[Extracted records]
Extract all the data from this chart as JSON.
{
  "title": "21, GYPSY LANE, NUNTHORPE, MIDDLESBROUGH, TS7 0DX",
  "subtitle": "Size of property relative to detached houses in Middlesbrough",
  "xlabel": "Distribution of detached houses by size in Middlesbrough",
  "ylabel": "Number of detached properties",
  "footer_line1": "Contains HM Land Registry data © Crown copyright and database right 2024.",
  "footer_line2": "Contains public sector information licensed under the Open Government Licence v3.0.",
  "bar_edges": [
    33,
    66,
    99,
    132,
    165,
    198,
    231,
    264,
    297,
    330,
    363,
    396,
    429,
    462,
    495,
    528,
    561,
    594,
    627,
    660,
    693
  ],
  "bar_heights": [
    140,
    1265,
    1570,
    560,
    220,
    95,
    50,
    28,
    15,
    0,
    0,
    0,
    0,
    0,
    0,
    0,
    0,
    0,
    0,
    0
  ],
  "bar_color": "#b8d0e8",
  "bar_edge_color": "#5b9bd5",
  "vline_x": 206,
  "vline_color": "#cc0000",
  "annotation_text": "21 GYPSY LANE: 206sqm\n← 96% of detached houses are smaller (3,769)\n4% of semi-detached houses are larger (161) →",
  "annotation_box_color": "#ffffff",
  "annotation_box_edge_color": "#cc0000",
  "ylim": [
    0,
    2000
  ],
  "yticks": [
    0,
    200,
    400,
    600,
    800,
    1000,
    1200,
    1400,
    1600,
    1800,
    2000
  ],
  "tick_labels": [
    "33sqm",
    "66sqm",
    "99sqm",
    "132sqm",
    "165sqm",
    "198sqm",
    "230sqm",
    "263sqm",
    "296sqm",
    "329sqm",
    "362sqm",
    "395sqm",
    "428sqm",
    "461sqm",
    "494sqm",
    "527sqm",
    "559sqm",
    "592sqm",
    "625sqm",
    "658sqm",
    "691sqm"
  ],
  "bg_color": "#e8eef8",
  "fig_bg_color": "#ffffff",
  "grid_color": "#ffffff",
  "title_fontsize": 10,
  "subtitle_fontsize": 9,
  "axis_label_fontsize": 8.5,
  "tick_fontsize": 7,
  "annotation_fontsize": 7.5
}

### STATED PROBLEM
Output the data above exactly, please, line for line.

### WRITTEN SOLUTION
Extract all the data from this chart as JSON.
{
  "title": "21, GYPSY LANE, NUNTHORPE, MIDDLESBROUGH, TS7 0DX",
  "subtitle": "Size of property relative to detached houses in Middlesbrough",
  "xlabel": "Distribution of detached houses by size in Middlesbrough",
  "ylabel": "Number of detached properties",
  "footer_line1": "Contains HM Land Registry data © Crown copyright and database right 2024.",
  "footer_line2": "Contains public sector information licensed under the Open Government Licence v3.0.",
  "bar_edges": [
    33,
    66,
    99,
    132,
    165,
    198,
    231,
    264,
    297,
    330,
    363,
    396,
    429,
    462,
    495,
    528,
    561,
    594,
    627,
    660,
    693
  ],
  "bar_heights": [
    140,
    1265,
    1570,
    560,
    220,
    95,
    50,
    28,
    15,
    0,
    0,
    0,
    0,
    0,
    0,
    0,
    0,
    0,
    0,
    0
  ],
  "bar_color": "#b8d0e8",
  "bar_edge_color": "#5b9bd5",
  "vline_x": 206,
  "vline_color": "#cc0000",
  "annotation_text": "21 GYPSY LANE: 206sqm\n← 96% of detached houses are smaller (3,769)\n4% of semi-detached houses are larger (161) →",
  "annotation_box_color": "#ffffff",
  "annotation_box_edge_color": "#cc0000",
  "ylim": [
    0,
    2000
  ],
  "yticks": [
    0,
    200,
    400,
    600,
    800,
    1000,
    1200,
    1400,
    1600,
    1800,
    2000
  ],
  "tick_labels": [
    "33sqm",
    "66sqm",
    "99sqm",
    "132sqm",
    "165sqm",
    "198sqm",
    "230sqm",
    "263sqm",
    "296sqm",
    "329sqm",
    "362sqm",
    "395sqm",
    "428sqm",
    "461sqm",
    "494sqm",
    "527sqm",
    "559sqm",
    "592sqm",
    "625sqm",
    "658sqm",
    "691sqm"
  ],
  "bg_color": "#e8eef8",
  "fig_bg_color": "#ffffff",
  "grid_color": "#ffffff",
  "title_fontsize": 10,
  "subtitle_fontsize": 9,
  "axis_label_fontsize": 8.5,
  "tick_fontsize": 7,
  "annotation_fontsize": 7.5
}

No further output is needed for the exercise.